**REQUIRED WORK:** Return every line from the one containing "activities-button[interactable]: 41 (1465, 13, 1508, 29)" down to the one containing "every-value-input[interactable] (440, 539, 480, 556)", both included, copied without any change.

Element location listings:
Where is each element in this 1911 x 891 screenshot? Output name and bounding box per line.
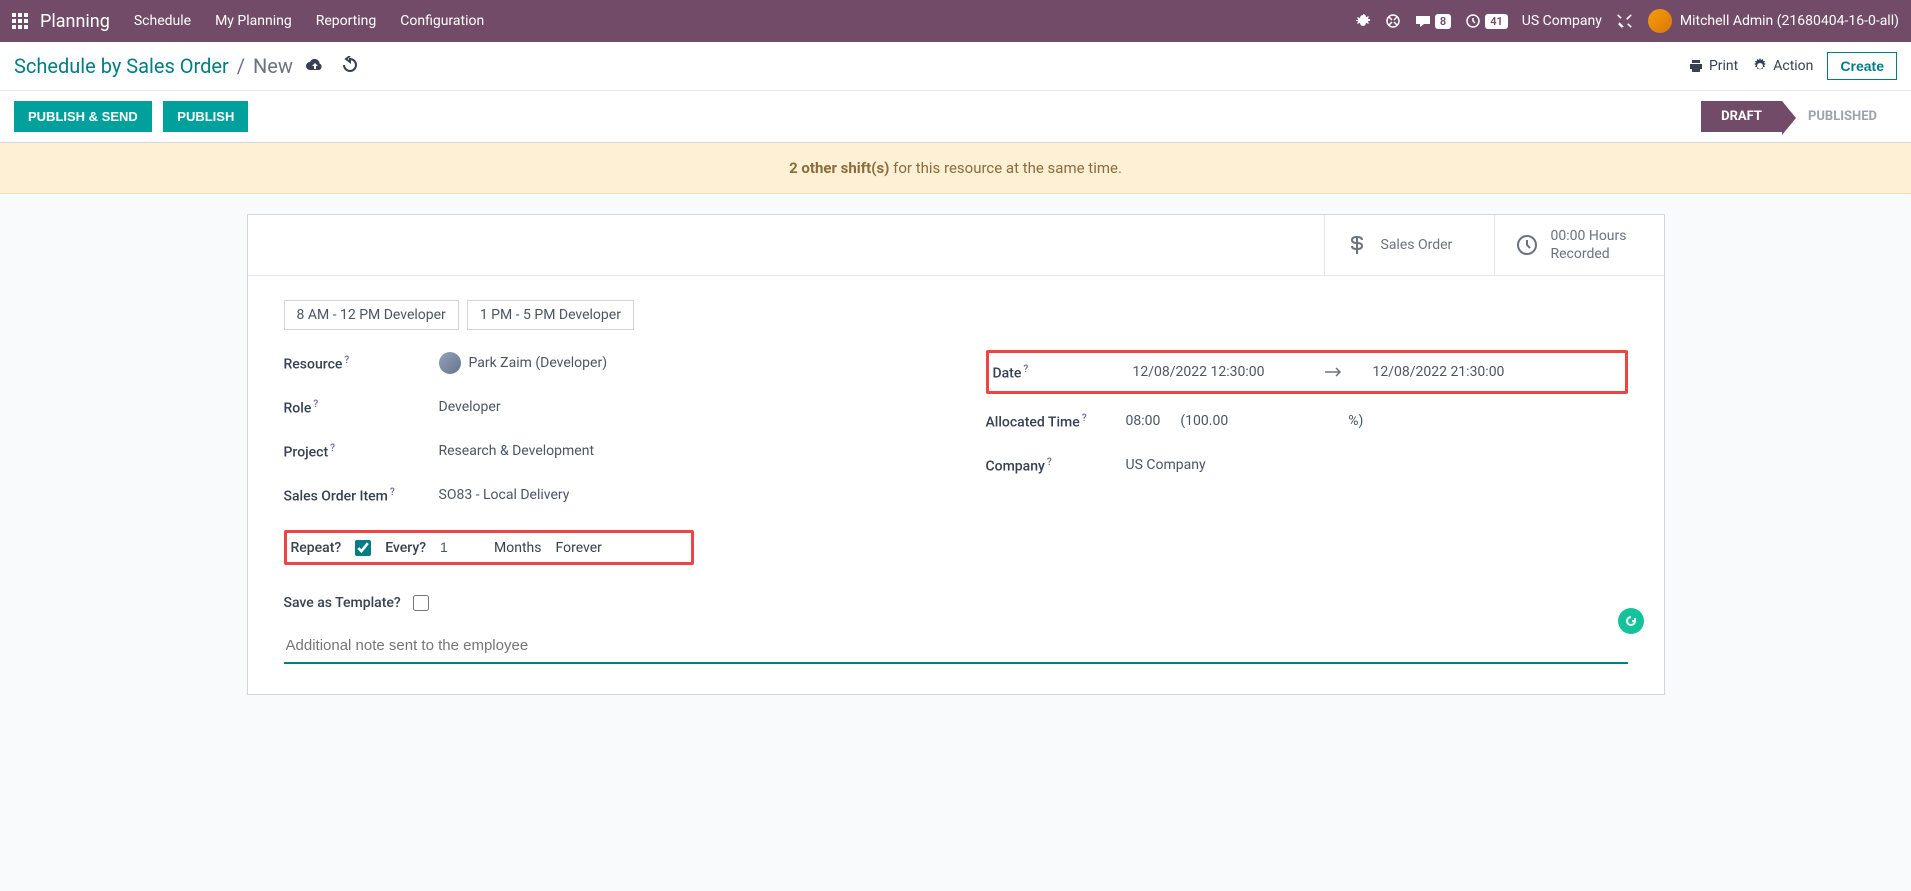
activities-button[interactable]: 41 (1465, 13, 1508, 29)
every-label: Every? (385, 540, 426, 556)
stat-sales-order-label: Sales Order (1381, 236, 1453, 254)
every-value-input[interactable] (440, 539, 480, 556)
project-label: Project? (284, 443, 439, 461)
nav-my-planning[interactable]: My Planning (215, 13, 292, 29)
stage-draft[interactable]: DRAFT (1701, 101, 1782, 132)
resource-label: Resource? (284, 355, 439, 373)
grammarly-icon[interactable] (1618, 608, 1644, 634)
save-template-label: Save as Template? (284, 595, 401, 611)
role-field[interactable]: Developer (439, 399, 501, 415)
role-label: Role? (284, 399, 439, 417)
print-button[interactable]: Print (1688, 58, 1738, 74)
note-input[interactable] (284, 629, 1628, 664)
tools-icon[interactable] (1616, 12, 1634, 30)
nav-configuration[interactable]: Configuration (400, 13, 484, 29)
apps-icon[interactable] (12, 13, 28, 29)
action-button[interactable]: Action (1752, 58, 1813, 74)
project-field[interactable]: Research & Development (439, 443, 595, 459)
clock-icon (1515, 233, 1539, 257)
warning-bold: 2 other shift(s) (789, 159, 889, 177)
resource-avatar-icon (439, 352, 461, 374)
nav-right: 8 41 US Company Mitchell Admin (21680404… (1355, 9, 1899, 33)
every-until[interactable]: Forever (556, 540, 602, 556)
template-1pm-5pm[interactable]: 1 PM - 5 PM Developer (467, 300, 634, 330)
date-label: Date? (993, 364, 1133, 382)
warning-text: for this resource at the same time. (889, 159, 1122, 177)
stat-sales-order[interactable]: Sales Order (1324, 215, 1494, 275)
company-switcher[interactable]: US Company (1522, 13, 1602, 29)
company-label: Company? (986, 457, 1126, 475)
sales-order-item-field[interactable]: SO83 - Local Delivery (439, 487, 570, 503)
top-navbar: Planning Schedule My Planning Reporting … (0, 0, 1911, 42)
publish-button[interactable]: PUBLISH (163, 101, 248, 132)
avatar-icon (1648, 9, 1672, 33)
stat-hours-recorded[interactable]: 00:00 Hours Recorded (1494, 215, 1664, 275)
control-bar: Schedule by Sales Order / New Print Acti… (0, 42, 1911, 91)
status-bar: PUBLISH & SEND PUBLISH DRAFT PUBLISHED (0, 91, 1911, 143)
sales-order-item-label: Sales Order Item? (284, 487, 439, 505)
messages-button[interactable]: 8 (1415, 13, 1451, 29)
create-button[interactable]: Create (1827, 52, 1897, 80)
bug-icon[interactable] (1355, 13, 1371, 29)
breadcrumb-current: New (253, 54, 293, 78)
form-sheet: Sales Order 00:00 Hours Recorded 8 AM - … (247, 214, 1665, 695)
dollar-icon (1345, 233, 1369, 257)
date-start-field[interactable]: 12/08/2022 12:30:00 (1133, 364, 1265, 380)
publish-send-button[interactable]: PUBLISH & SEND (14, 101, 152, 132)
overlap-warning[interactable]: 2 other shift(s) for this resource at th… (0, 143, 1911, 194)
template-8am-12pm[interactable]: 8 AM - 12 PM Developer (284, 300, 459, 330)
repeat-checkbox[interactable] (355, 540, 371, 556)
stat-hours-label: Recorded (1551, 245, 1627, 263)
cloud-save-icon[interactable] (305, 56, 325, 76)
breadcrumb-separator: / (237, 54, 245, 78)
allocated-pct-close: %) (1348, 413, 1363, 429)
save-template-checkbox[interactable] (413, 595, 429, 611)
allocated-pct-field[interactable]: (100.00 (1180, 413, 1228, 429)
arrow-right-icon (1324, 367, 1342, 377)
company-field[interactable]: US Company (1126, 457, 1206, 473)
breadcrumb: Schedule by Sales Order / New (14, 54, 293, 78)
stat-hours-value: 00:00 Hours (1551, 227, 1627, 245)
user-menu[interactable]: Mitchell Admin (21680404-16-0-all) (1648, 9, 1899, 33)
resource-field[interactable]: Park Zaim (Developer) (439, 352, 608, 374)
repeat-label: Repeat? (291, 540, 342, 556)
support-icon[interactable] (1385, 13, 1401, 29)
nav-schedule[interactable]: Schedule (134, 13, 191, 29)
user-name: Mitchell Admin (21680404-16-0-all) (1680, 13, 1899, 29)
breadcrumb-root[interactable]: Schedule by Sales Order (14, 54, 229, 78)
every-unit[interactable]: Months (494, 540, 541, 556)
app-name[interactable]: Planning (40, 11, 110, 32)
messages-badge: 8 (1435, 14, 1451, 29)
activities-badge: 41 (1485, 14, 1508, 29)
allocated-hours-field[interactable]: 08:00 (1126, 413, 1161, 429)
nav-links: Schedule My Planning Reporting Configura… (134, 13, 1355, 29)
nav-reporting[interactable]: Reporting (316, 13, 377, 29)
discard-icon[interactable] (341, 56, 359, 76)
stage-published[interactable]: PUBLISHED (1782, 101, 1897, 132)
date-end-field[interactable]: 12/08/2022 21:30:00 (1372, 364, 1504, 380)
status-stages: DRAFT PUBLISHED (1701, 101, 1897, 132)
allocated-time-label: Allocated Time? (986, 413, 1126, 431)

**RESPONSE TO THIS EXERCISE:**
activities-button[interactable]: 41 (1465, 13, 1508, 29)
every-label: Every? (385, 540, 426, 556)
stat-sales-order-label: Sales Order (1381, 236, 1453, 254)
every-value-input[interactable] (440, 539, 480, 556)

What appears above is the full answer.